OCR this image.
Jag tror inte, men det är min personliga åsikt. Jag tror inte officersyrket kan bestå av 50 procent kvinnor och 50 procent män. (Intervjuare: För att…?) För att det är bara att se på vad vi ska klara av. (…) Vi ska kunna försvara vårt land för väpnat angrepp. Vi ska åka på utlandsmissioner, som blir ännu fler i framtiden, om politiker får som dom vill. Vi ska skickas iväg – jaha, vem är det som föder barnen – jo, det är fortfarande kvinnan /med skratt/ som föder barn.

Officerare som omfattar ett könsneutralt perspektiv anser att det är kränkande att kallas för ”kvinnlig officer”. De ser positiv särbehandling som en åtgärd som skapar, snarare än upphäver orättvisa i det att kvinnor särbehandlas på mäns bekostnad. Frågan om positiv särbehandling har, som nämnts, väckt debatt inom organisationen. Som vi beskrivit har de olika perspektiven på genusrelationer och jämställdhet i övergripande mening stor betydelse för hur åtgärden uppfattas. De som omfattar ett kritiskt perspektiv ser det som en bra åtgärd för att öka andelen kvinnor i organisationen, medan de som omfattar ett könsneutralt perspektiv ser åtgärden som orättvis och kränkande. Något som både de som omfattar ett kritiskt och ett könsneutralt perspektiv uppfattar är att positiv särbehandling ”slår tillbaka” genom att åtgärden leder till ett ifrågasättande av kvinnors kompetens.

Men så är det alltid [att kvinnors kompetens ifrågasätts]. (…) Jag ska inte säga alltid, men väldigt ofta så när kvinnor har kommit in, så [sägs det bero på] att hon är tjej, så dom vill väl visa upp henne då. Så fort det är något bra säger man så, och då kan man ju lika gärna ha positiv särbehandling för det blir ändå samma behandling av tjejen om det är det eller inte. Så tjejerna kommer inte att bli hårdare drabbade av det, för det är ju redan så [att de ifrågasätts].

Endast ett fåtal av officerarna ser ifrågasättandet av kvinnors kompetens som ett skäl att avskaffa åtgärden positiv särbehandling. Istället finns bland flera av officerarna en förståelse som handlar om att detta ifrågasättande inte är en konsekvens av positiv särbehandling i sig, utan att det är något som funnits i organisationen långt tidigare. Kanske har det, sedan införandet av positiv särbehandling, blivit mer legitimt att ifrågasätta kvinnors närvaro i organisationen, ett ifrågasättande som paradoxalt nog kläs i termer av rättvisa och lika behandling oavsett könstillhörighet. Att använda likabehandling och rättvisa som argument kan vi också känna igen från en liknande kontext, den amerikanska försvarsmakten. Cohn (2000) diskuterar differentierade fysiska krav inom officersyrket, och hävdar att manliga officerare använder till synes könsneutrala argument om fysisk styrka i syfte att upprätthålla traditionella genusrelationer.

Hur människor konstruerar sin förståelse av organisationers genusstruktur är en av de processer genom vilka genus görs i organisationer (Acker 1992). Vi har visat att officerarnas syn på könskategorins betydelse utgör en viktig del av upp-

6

--- --- ---

• TASK INSTRUCTIONS:
Once more, write out the records above, exactly as they stand.

• EXERCISE ANSWER:
OCR this image.
Jag tror inte, men det är min personliga åsikt. Jag tror inte officersyrket kan bestå av 50 procent kvinnor och 50 procent män. (Intervjuare: För att…?) För att det är bara att se på vad vi ska klara av. (…) Vi ska kunna försvara vårt land för väpnat angrepp. Vi ska åka på utlandsmissioner, som blir ännu fler i framtiden, om politiker får som dom vill. Vi ska skickas iväg – jaha, vem är det som föder barnen – jo, det är fortfarande kvinnan /med skratt/ som föder barn.

Officerare som omfattar ett könsneutralt perspektiv anser att det är kränkande att kallas för ”kvinnlig officer”. De ser positiv särbehandling som en åtgärd som skapar, snarare än upphäver orättvisa i det att kvinnor särbehandlas på mäns bekostnad. Frågan om positiv särbehandling har, som nämnts, väckt debatt inom organisationen. Som vi beskrivit har de olika perspektiven på genusrelationer och jämställdhet i övergripande mening stor betydelse för hur åtgärden uppfattas. De som omfattar ett kritiskt perspektiv ser det som en bra åtgärd för att öka andelen kvinnor i organisationen, medan de som omfattar ett könsneutralt perspektiv ser åtgärden som orättvis och kränkande. Något som både de som omfattar ett kritiskt och ett könsneutralt perspektiv uppfattar är att positiv särbehandling ”slår tillbaka” genom att åtgärden leder till ett ifrågasättande av kvinnors kompetens.

Men så är det alltid [att kvinnors kompetens ifrågasätts]. (…) Jag ska inte säga alltid, men väldigt ofta så när kvinnor har kommit in, så [sägs det bero på] att hon är tjej, så dom vill väl visa upp henne då. Så fort det är något bra säger man så, och då kan man ju lika gärna ha positiv särbehandling för det blir ändå samma behandling av tjejen om det är det eller inte. Så tjejerna kommer inte att bli hårdare drabbade av det, för det är ju redan så [att de ifrågasätts].

Endast ett fåtal av officerarna ser ifrågasättandet av kvinnors kompetens som ett skäl att avskaffa åtgärden positiv särbehandling. Istället finns bland flera av officerarna en förståelse som handlar om att detta ifrågasättande inte är en konsekvens av positiv särbehandling i sig, utan att det är något som funnits i organisationen långt tidigare. Kanske har det, sedan införandet av positiv särbehandling, blivit mer legitimt att ifrågasätta kvinnors närvaro i organisationen, ett ifrågasättande som paradoxalt nog kläs i termer av rättvisa och lika behandling oavsett könstillhörighet. Att använda likabehandling och rättvisa som argument kan vi också känna igen från en liknande kontext, den amerikanska försvarsmakten. Cohn (2000) diskuterar differentierade fysiska krav inom officersyrket, och hävdar att manliga officerare använder till synes könsneutrala argument om fysisk styrka i syfte att upprätthålla traditionella genusrelationer.

Hur människor konstruerar sin förståelse av organisationers genusstruktur är en av de processer genom vilka genus görs i organisationer (Acker 1992). Vi har visat att officerarnas syn på könskategorins betydelse utgör en viktig del av upp-

6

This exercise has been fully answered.